## BEGIN Raw records

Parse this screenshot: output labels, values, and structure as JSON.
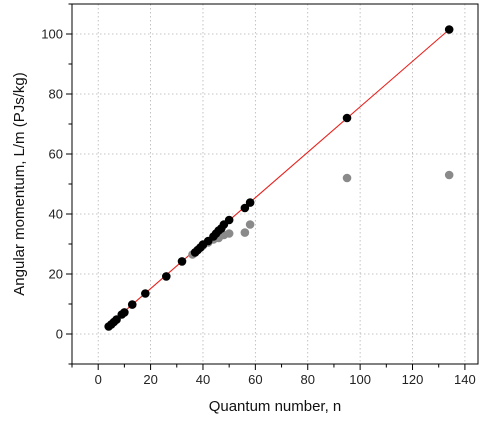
{
  "chart_data": {
    "type": "scatter",
    "xlabel": "Quantum number, n",
    "ylabel": "Angular momentum, L/m (PJs/kg)",
    "xlim": [
      -10,
      145
    ],
    "ylim": [
      -10,
      110
    ],
    "x_ticks": [
      0,
      20,
      40,
      60,
      80,
      100,
      120,
      140
    ],
    "y_ticks": [
      0,
      20,
      40,
      60,
      80,
      100
    ],
    "grid": true,
    "series": [
      {
        "color": "#8a8a8a",
        "marker": "circle",
        "x": [
          36,
          38,
          40,
          42,
          44,
          46,
          48,
          50,
          56,
          58,
          95,
          134
        ],
        "y": [
          26.5,
          28.0,
          29.5,
          30.5,
          31.5,
          32.0,
          33.0,
          33.5,
          33.8,
          36.5,
          52.0,
          53.0
        ]
      },
      {
        "color": "#000000",
        "marker": "circle",
        "x": [
          4,
          5,
          6,
          7,
          9,
          10,
          13,
          18,
          26,
          32,
          37,
          38,
          39,
          40,
          42,
          44,
          45,
          46,
          47,
          48,
          50,
          56,
          58,
          95,
          134
        ],
        "y": [
          2.5,
          3.2,
          4.0,
          4.8,
          6.5,
          7.2,
          9.8,
          13.5,
          19.2,
          24.2,
          27.2,
          28.0,
          28.8,
          29.8,
          31.0,
          32.5,
          33.5,
          34.5,
          35.2,
          36.5,
          38.0,
          42.0,
          43.8,
          72.0,
          101.5
        ]
      }
    ],
    "fit_line": {
      "color": "#e8221e",
      "x": [
        4,
        134
      ],
      "y": [
        3.0,
        101.5
      ]
    }
  }
}
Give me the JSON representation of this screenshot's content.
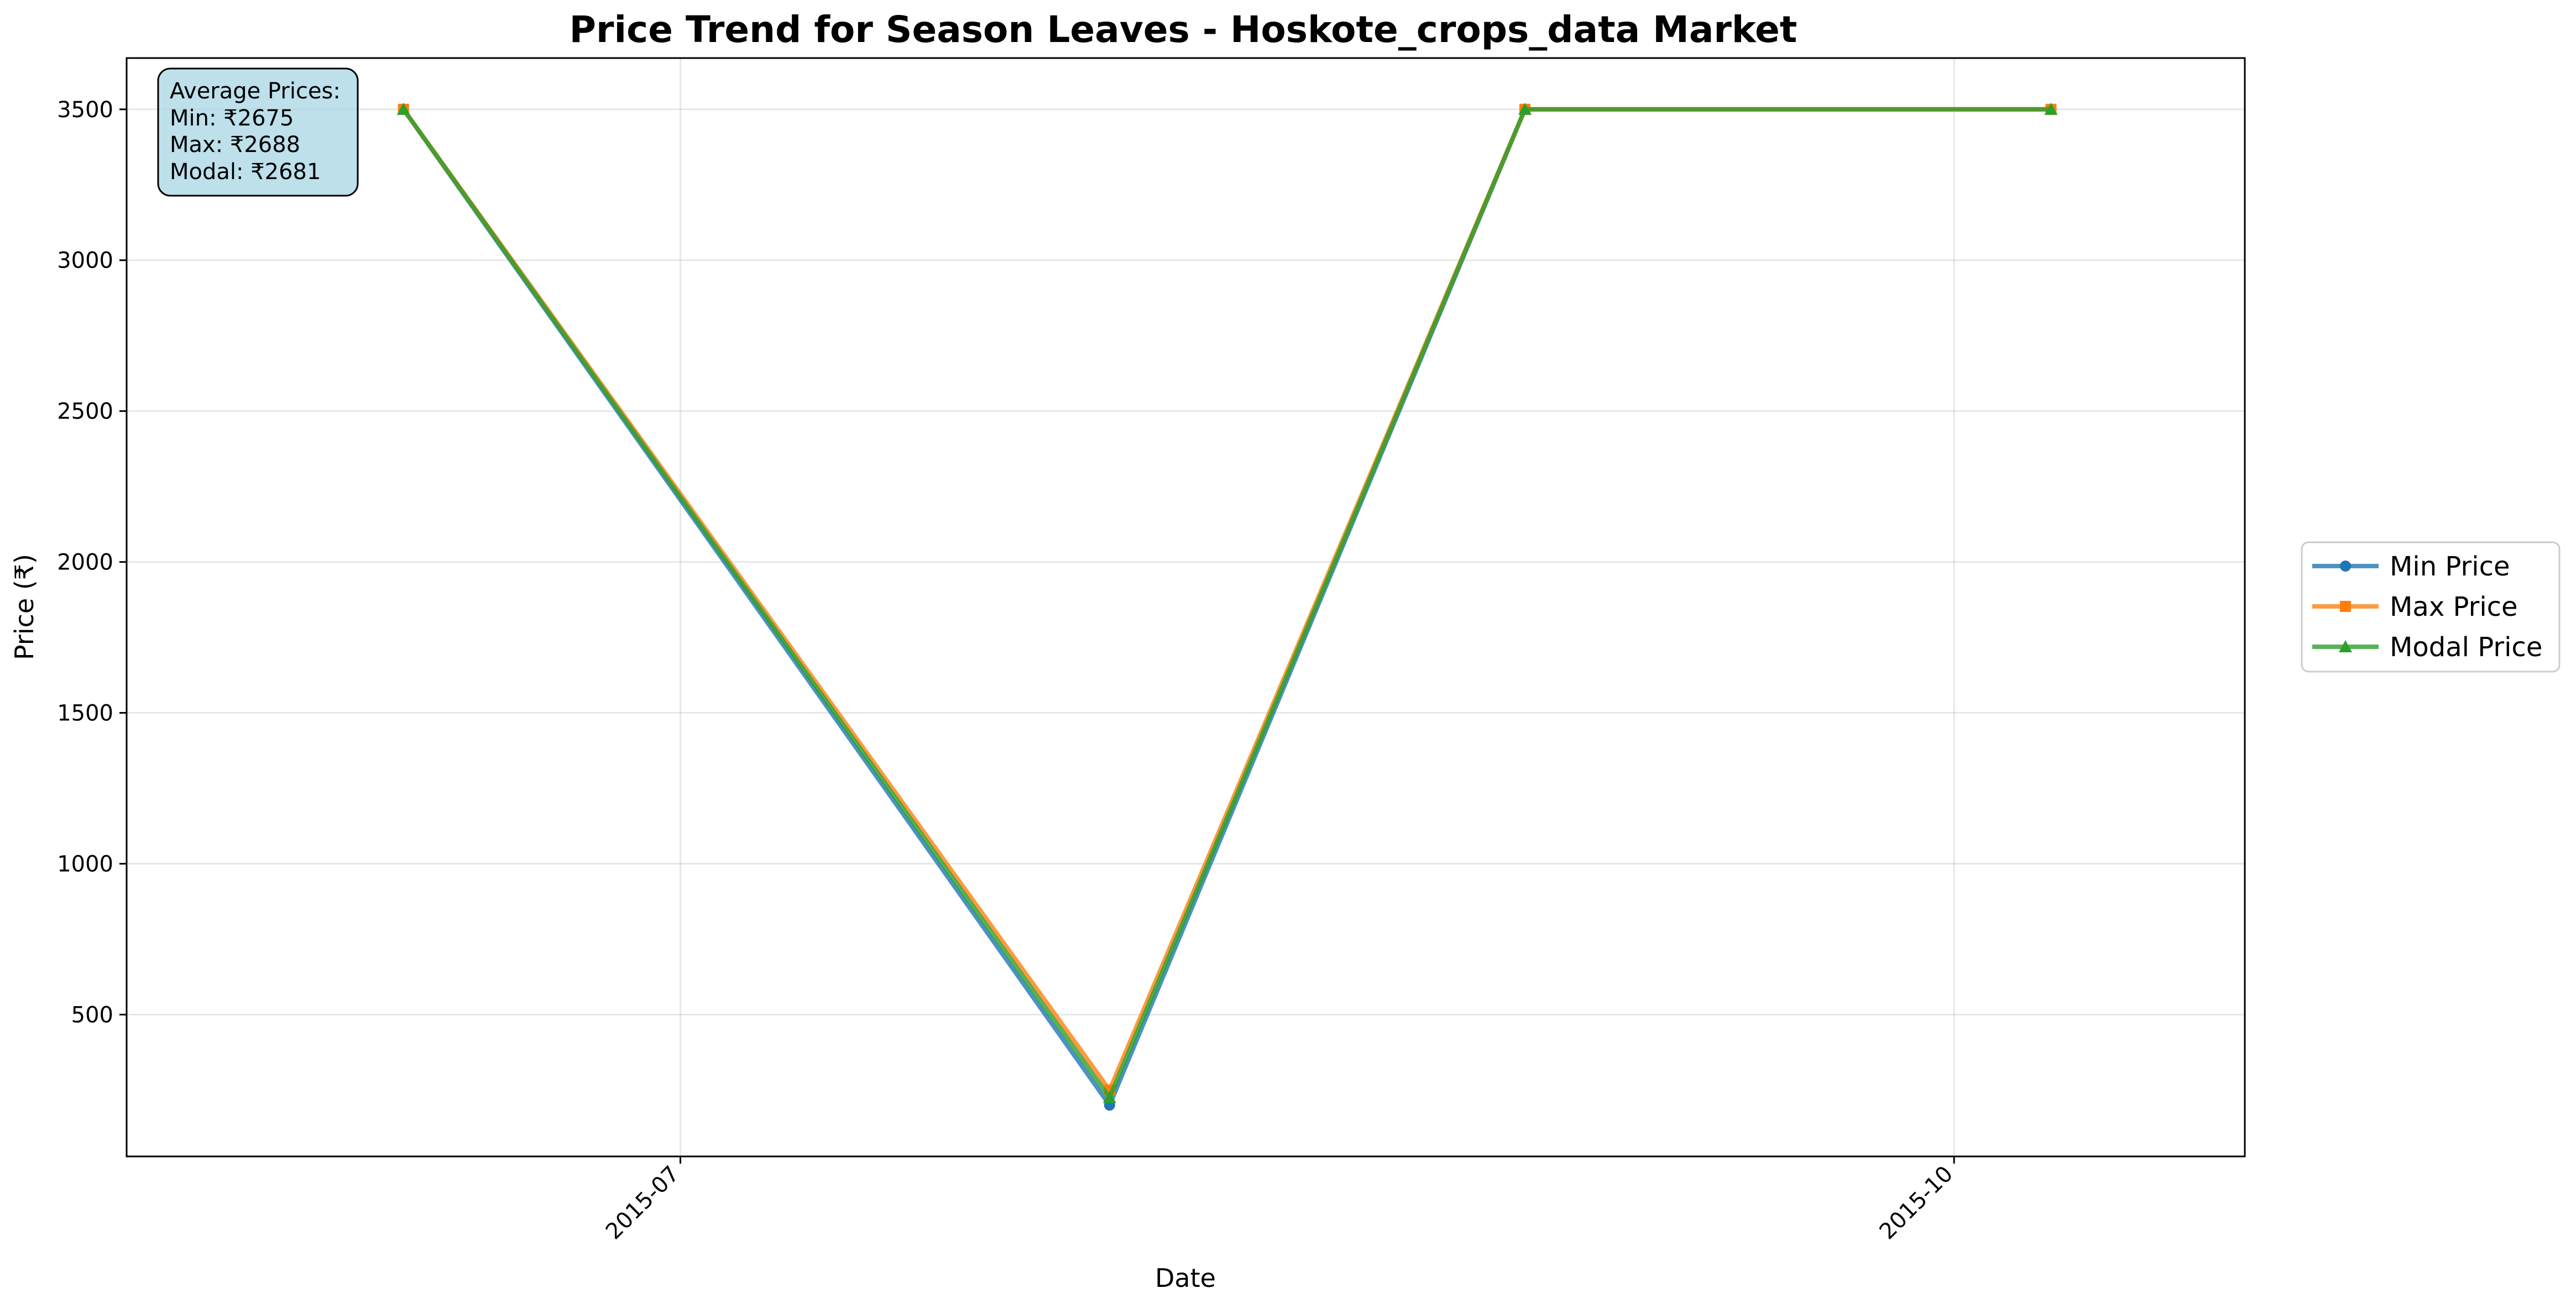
{
  "chart_data": {
    "type": "line",
    "title": "Price Trend for Season Leaves - Hoskote_crops_data Market",
    "xlabel": "Date",
    "ylabel": "Price (₹)",
    "x": [
      "2015-06-11",
      "2015-08-01",
      "2015-08-31",
      "2015-10-08"
    ],
    "xlim": [
      "2015-05-22",
      "2015-10-22"
    ],
    "xticks": [
      {
        "label": "2015-07",
        "date": "2015-07-01"
      },
      {
        "label": "2015-10",
        "date": "2015-10-01"
      }
    ],
    "ylim": [
      30,
      3670
    ],
    "yticks": [
      500,
      1000,
      1500,
      2000,
      2500,
      3000,
      3500
    ],
    "grid": true,
    "legend_position": "right",
    "series": [
      {
        "name": "Min Price",
        "color": "#1f77b4",
        "marker": "circle",
        "values": [
          3500,
          200,
          3500,
          3500
        ]
      },
      {
        "name": "Max Price",
        "color": "#ff7f0e",
        "marker": "square",
        "values": [
          3500,
          250,
          3500,
          3500
        ]
      },
      {
        "name": "Modal Price",
        "color": "#2ca02c",
        "marker": "triangle",
        "values": [
          3500,
          225,
          3500,
          3500
        ]
      }
    ],
    "annotation": {
      "title": "Average Prices:",
      "lines": [
        "Min: ₹2675",
        "Max: ₹2688",
        "Modal: ₹2681"
      ]
    }
  }
}
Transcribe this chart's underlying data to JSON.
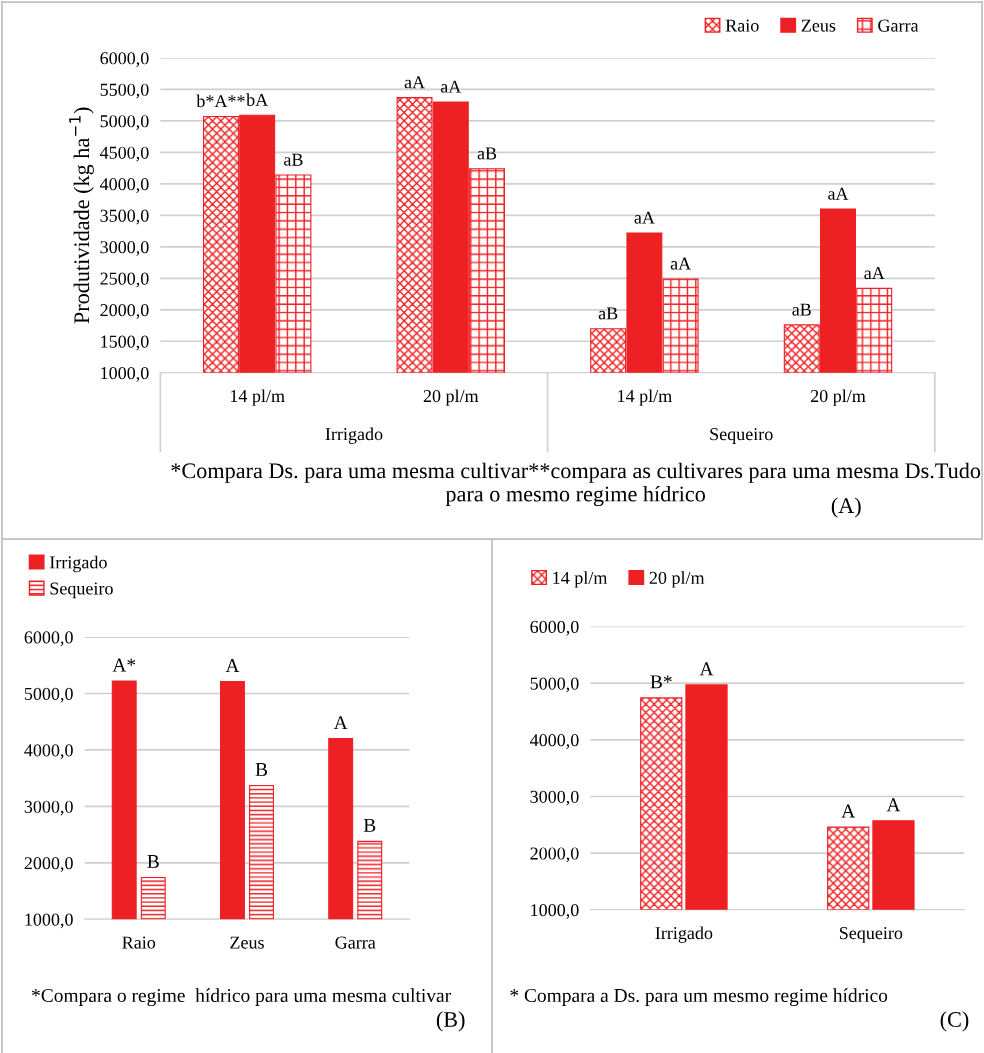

## END Raw records

--- Exercise requirements ---
State the count of lines above containing the string "this", and add nothing to it.

--- In response ---
3